_Stated goal:_
Repeat, exactly and completely, the material that follows. Omit the pictures.

_Records for processing:_
-=-=-

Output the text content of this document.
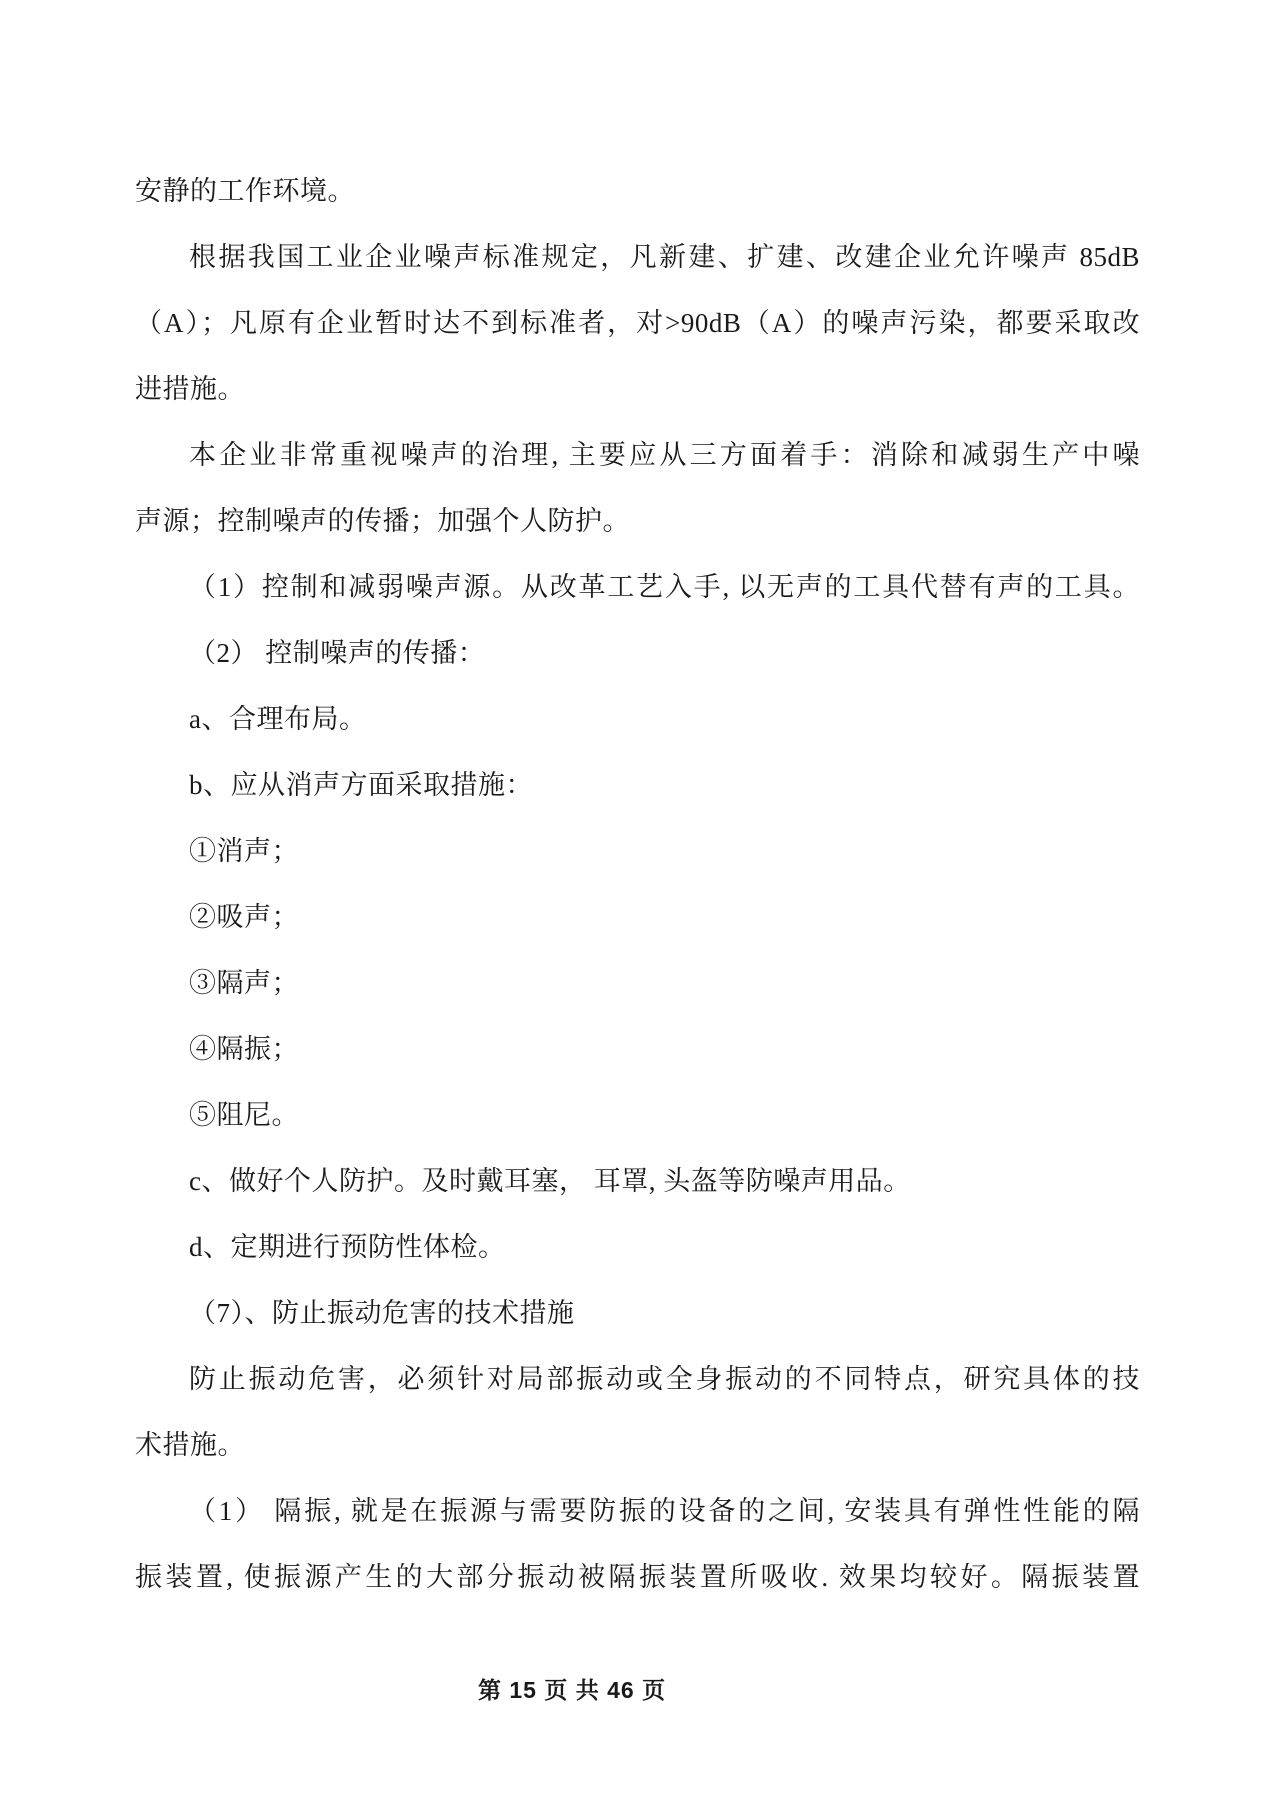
安静的工作环境。
根据我国工业企业噪声标准规定，凡新建、扩建、改建企业允许噪声 85dB
（A）；凡原有企业暂时达不到标准者，对>90dB（A）的噪声污染，都要采取改
进措施。
本企业非常重视噪声的治理, 主要应从三方面着手：消除和减弱生产中噪
声源；控制噪声的传播；加强个人防护。
（1）控制和减弱噪声源。从改革工艺入手, 以无声的工具代替有声的工具。
（2） 控制噪声的传播：
a、合理布局。
b、应从消声方面采取措施：
①消声；
②吸声；
③隔声；
④隔振；
⑤阻尼。
c、做好个人防护。及时戴耳塞， 耳罩, 头盔等防噪声用品。
d、定期进行预防性体检。
（7）、防止振动危害的技术措施
防止振动危害，必须针对局部振动或全身振动的不同特点，研究具体的技
术措施。
（1） 隔振, 就是在振源与需要防振的设备的之间, 安装具有弹性性能的隔
振装置, 使振源产生的大部分振动被隔振装置所吸收. 效果均较好。隔振装置
第 15 页 共 46 页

-=-=-

_Solved exercise:_
Output the text content of this document.
安静的工作环境。
根据我国工业企业噪声标准规定，凡新建、扩建、改建企业允许噪声 85dB
（A）；凡原有企业暂时达不到标准者，对>90dB（A）的噪声污染，都要采取改
进措施。
本企业非常重视噪声的治理, 主要应从三方面着手：消除和减弱生产中噪
声源；控制噪声的传播；加强个人防护。
（1）控制和减弱噪声源。从改革工艺入手, 以无声的工具代替有声的工具。
（2） 控制噪声的传播：
a、合理布局。
b、应从消声方面采取措施：
①消声；
②吸声；
③隔声；
④隔振；
⑤阻尼。
c、做好个人防护。及时戴耳塞， 耳罩, 头盔等防噪声用品。
d、定期进行预防性体检。
（7）、防止振动危害的技术措施
防止振动危害，必须针对局部振动或全身振动的不同特点，研究具体的技
术措施。
（1） 隔振, 就是在振源与需要防振的设备的之间, 安装具有弹性性能的隔
振装置, 使振源产生的大部分振动被隔振装置所吸收. 效果均较好。隔振装置
第 15 页 共 46 页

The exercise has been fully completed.